(TASK DETAILS): Write out the whole listing word for word.

Collected data entries
▼

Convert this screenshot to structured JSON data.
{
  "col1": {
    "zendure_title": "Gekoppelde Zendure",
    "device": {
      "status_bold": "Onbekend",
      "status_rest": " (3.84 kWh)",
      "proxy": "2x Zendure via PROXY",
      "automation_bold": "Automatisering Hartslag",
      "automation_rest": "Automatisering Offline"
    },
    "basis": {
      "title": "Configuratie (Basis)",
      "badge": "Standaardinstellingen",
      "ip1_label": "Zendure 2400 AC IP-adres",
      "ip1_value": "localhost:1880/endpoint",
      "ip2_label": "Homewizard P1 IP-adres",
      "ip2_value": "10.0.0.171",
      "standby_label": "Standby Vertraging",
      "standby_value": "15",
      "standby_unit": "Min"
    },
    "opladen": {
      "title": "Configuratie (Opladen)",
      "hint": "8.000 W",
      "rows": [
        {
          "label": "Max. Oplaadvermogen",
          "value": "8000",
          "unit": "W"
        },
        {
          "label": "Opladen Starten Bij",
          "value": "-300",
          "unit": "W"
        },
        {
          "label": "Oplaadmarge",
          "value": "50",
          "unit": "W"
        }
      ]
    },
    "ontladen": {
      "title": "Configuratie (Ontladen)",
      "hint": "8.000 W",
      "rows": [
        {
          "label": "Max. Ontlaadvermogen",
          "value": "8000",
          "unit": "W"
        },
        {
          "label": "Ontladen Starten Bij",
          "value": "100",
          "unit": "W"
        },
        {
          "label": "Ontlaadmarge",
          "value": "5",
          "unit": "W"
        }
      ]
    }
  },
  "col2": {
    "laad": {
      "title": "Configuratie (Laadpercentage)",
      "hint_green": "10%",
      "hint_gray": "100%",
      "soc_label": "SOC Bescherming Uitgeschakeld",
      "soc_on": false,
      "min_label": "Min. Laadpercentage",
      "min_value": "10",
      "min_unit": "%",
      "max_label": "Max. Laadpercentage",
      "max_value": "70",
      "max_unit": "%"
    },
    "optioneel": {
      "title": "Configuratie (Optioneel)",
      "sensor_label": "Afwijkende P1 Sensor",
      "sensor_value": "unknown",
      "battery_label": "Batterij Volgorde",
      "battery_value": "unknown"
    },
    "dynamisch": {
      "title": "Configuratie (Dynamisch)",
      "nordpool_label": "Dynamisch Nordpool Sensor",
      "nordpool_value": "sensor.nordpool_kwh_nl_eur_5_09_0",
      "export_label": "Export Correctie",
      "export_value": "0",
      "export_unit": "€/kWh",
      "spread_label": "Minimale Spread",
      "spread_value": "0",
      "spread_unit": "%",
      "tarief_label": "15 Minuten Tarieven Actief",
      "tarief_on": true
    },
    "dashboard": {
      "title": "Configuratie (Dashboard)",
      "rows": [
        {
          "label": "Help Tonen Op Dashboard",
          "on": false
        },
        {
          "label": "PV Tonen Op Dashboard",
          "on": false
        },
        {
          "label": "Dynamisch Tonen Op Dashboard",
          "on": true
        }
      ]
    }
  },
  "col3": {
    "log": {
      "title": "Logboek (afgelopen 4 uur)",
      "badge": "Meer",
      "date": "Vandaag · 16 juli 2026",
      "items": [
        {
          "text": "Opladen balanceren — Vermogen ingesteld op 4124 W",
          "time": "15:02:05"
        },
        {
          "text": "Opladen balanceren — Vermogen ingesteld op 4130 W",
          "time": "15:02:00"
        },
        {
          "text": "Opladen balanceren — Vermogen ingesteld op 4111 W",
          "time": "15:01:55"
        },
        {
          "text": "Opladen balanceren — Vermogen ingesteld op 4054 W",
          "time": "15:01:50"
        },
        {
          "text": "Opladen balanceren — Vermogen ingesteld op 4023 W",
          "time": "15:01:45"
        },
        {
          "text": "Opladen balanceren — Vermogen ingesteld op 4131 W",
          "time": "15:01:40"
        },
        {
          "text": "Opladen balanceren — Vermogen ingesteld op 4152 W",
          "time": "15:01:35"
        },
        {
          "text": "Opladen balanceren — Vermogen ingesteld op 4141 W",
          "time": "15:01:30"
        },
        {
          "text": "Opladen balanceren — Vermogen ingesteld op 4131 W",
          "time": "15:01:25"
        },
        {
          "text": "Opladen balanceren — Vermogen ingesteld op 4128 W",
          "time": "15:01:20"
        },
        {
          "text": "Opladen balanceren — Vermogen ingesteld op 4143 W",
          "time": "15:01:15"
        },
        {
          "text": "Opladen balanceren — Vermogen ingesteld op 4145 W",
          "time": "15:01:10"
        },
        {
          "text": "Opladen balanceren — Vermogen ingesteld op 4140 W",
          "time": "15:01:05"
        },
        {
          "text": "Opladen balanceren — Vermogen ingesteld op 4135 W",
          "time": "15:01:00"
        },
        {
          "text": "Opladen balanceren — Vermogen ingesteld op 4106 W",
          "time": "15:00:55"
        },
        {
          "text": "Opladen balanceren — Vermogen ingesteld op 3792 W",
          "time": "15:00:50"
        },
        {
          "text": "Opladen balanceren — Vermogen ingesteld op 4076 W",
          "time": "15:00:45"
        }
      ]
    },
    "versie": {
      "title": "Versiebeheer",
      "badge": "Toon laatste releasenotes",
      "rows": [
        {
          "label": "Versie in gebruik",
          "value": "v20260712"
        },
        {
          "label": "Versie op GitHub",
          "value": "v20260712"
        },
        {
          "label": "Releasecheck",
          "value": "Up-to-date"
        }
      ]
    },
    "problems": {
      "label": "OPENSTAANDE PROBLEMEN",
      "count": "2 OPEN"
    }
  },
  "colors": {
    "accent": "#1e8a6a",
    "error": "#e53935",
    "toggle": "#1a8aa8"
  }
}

▲

(OUTPUT OF THE EXERCISE):
Convert this screenshot to structured JSON data.
{
  "col1": {
    "zendure_title": "Gekoppelde Zendure",
    "device": {
      "status_bold": "Onbekend",
      "status_rest": " (3.84 kWh)",
      "proxy": "2x Zendure via PROXY",
      "automation_bold": "Automatisering Hartslag",
      "automation_rest": "Automatisering Offline"
    },
    "basis": {
      "title": "Configuratie (Basis)",
      "badge": "Standaardinstellingen",
      "ip1_label": "Zendure 2400 AC IP-adres",
      "ip1_value": "localhost:1880/endpoint",
      "ip2_label": "Homewizard P1 IP-adres",
      "ip2_value": "10.0.0.171",
      "standby_label": "Standby Vertraging",
      "standby_value": "15",
      "standby_unit": "Min"
    },
    "opladen": {
      "title": "Configuratie (Opladen)",
      "hint": "8.000 W",
      "rows": [
        {
          "label": "Max. Oplaadvermogen",
          "value": "8000",
          "unit": "W"
        },
        {
          "label": "Opladen Starten Bij",
          "value": "-300",
          "unit": "W"
        },
        {
          "label": "Oplaadmarge",
          "value": "50",
          "unit": "W"
        }
      ]
    },
    "ontladen": {
      "title": "Configuratie (Ontladen)",
      "hint": "8.000 W",
      "rows": [
        {
          "label": "Max. Ontlaadvermogen",
          "value": "8000",
          "unit": "W"
        },
        {
          "label": "Ontladen Starten Bij",
          "value": "100",
          "unit": "W"
        },
        {
          "label": "Ontlaadmarge",
          "value": "5",
          "unit": "W"
        }
      ]
    }
  },
  "col2": {
    "laad": {
      "title": "Configuratie (Laadpercentage)",
      "hint_green": "10%",
      "hint_gray": "100%",
      "soc_label": "SOC Bescherming Uitgeschakeld",
      "soc_on": false,
      "min_label": "Min. Laadpercentage",
      "min_value": "10",
      "min_unit": "%",
      "max_label": "Max. Laadpercentage",
      "max_value": "70",
      "max_unit": "%"
    },
    "optioneel": {
      "title": "Configuratie (Optioneel)",
      "sensor_label": "Afwijkende P1 Sensor",
      "sensor_value": "unknown",
      "battery_label": "Batterij Volgorde",
      "battery_value": "unknown"
    },
    "dynamisch": {
      "title": "Configuratie (Dynamisch)",
      "nordpool_label": "Dynamisch Nordpool Sensor",
      "nordpool_value": "sensor.nordpool_kwh_nl_eur_5_09_0",
      "export_label": "Export Correctie",
      "export_value": "0",
      "export_unit": "€/kWh",
      "spread_label": "Minimale Spread",
      "spread_value": "0",
      "spread_unit": "%",
      "tarief_label": "15 Minuten Tarieven Actief",
      "tarief_on": true
    },
    "dashboard": {
      "title": "Configuratie (Dashboard)",
      "rows": [
        {
          "label": "Help Tonen Op Dashboard",
          "on": false
        },
        {
          "label": "PV Tonen Op Dashboard",
          "on": false
        },
        {
          "label": "Dynamisch Tonen Op Dashboard",
          "on": true
        }
      ]
    }
  },
  "col3": {
    "log": {
      "title": "Logboek (afgelopen 4 uur)",
      "badge": "Meer",
      "date": "Vandaag · 16 juli 2026",
      "items": [
        {
          "text": "Opladen balanceren — Vermogen ingesteld op 4124 W",
          "time": "15:02:05"
        },
        {
          "text": "Opladen balanceren — Vermogen ingesteld op 4130 W",
          "time": "15:02:00"
        },
        {
          "text": "Opladen balanceren — Vermogen ingesteld op 4111 W",
          "time": "15:01:55"
        },
        {
          "text": "Opladen balanceren — Vermogen ingesteld op 4054 W",
          "time": "15:01:50"
        },
        {
          "text": "Opladen balanceren — Vermogen ingesteld op 4023 W",
          "time": "15:01:45"
        },
        {
          "text": "Opladen balanceren — Vermogen ingesteld op 4131 W",
          "time": "15:01:40"
        },
        {
          "text": "Opladen balanceren — Vermogen ingesteld op 4152 W",
          "time": "15:01:35"
        },
        {
          "text": "Opladen balanceren — Vermogen ingesteld op 4141 W",
          "time": "15:01:30"
        },
        {
          "text": "Opladen balanceren — Vermogen ingesteld op 4131 W",
          "time": "15:01:25"
        },
        {
          "text": "Opladen balanceren — Vermogen ingesteld op 4128 W",
          "time": "15:01:20"
        },
        {
          "text": "Opladen balanceren — Vermogen ingesteld op 4143 W",
          "time": "15:01:15"
        },
        {
          "text": "Opladen balanceren — Vermogen ingesteld op 4145 W",
          "time": "15:01:10"
        },
        {
          "text": "Opladen balanceren — Vermogen ingesteld op 4140 W",
          "time": "15:01:05"
        },
        {
          "text": "Opladen balanceren — Vermogen ingesteld op 4135 W",
          "time": "15:01:00"
        },
        {
          "text": "Opladen balanceren — Vermogen ingesteld op 4106 W",
          "time": "15:00:55"
        },
        {
          "text": "Opladen balanceren — Vermogen ingesteld op 3792 W",
          "time": "15:00:50"
        },
        {
          "text": "Opladen balanceren — Vermogen ingesteld op 4076 W",
          "time": "15:00:45"
        }
      ]
    },
    "versie": {
      "title": "Versiebeheer",
      "badge": "Toon laatste releasenotes",
      "rows": [
        {
          "label": "Versie in gebruik",
          "value": "v20260712"
        },
        {
          "label": "Versie op GitHub",
          "value": "v20260712"
        },
        {
          "label": "Releasecheck",
          "value": "Up-to-date"
        }
      ]
    },
    "problems": {
      "label": "OPENSTAANDE PROBLEMEN",
      "count": "2 OPEN"
    }
  },
  "colors": {
    "accent": "#1e8a6a",
    "error": "#e53935",
    "toggle": "#1a8aa8"
  }
}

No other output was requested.